### Extracted entries
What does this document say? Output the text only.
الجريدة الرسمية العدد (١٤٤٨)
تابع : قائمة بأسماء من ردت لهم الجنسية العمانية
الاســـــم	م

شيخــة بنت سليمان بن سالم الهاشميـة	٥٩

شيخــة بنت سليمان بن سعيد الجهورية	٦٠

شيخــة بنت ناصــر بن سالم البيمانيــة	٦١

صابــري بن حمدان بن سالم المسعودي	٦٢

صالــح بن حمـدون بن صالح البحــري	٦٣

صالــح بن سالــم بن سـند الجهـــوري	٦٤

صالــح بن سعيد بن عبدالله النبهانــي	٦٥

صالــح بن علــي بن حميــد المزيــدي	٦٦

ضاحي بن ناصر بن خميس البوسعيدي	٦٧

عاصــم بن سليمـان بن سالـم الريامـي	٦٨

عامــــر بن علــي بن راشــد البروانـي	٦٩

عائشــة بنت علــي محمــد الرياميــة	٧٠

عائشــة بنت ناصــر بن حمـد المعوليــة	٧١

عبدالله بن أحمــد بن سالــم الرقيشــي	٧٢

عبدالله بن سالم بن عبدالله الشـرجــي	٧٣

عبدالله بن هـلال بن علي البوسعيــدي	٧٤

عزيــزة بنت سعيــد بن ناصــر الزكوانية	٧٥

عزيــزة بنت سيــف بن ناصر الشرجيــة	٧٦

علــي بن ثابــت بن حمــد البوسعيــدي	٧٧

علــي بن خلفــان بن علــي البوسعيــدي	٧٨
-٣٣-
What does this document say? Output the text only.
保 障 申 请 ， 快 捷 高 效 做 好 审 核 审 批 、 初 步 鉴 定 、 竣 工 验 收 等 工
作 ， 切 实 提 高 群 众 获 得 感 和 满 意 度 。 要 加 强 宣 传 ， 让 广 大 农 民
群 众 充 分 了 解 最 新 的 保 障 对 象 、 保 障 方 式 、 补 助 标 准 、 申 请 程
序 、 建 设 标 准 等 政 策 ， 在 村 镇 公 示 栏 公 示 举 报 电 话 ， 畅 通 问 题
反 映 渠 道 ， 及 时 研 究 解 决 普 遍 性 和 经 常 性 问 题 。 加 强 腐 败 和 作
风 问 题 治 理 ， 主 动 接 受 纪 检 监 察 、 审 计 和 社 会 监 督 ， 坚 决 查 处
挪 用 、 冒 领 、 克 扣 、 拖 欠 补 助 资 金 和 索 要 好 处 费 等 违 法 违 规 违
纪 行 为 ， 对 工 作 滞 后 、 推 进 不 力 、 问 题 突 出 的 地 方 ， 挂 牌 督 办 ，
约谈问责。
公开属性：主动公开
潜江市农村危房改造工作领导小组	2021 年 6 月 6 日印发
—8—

### Instruction
Locate each line containing the string "سالم" and show it.

### Reply
شيخــة بنت سليمان بن سالم الهاشميـة	٥٩
شيخــة بنت ناصــر بن سالم البيمانيــة	٦١
صابــري بن حمدان بن سالم المسعودي	٦٢
عبدالله بن سالم بن عبدالله الشـرجــي	٧٣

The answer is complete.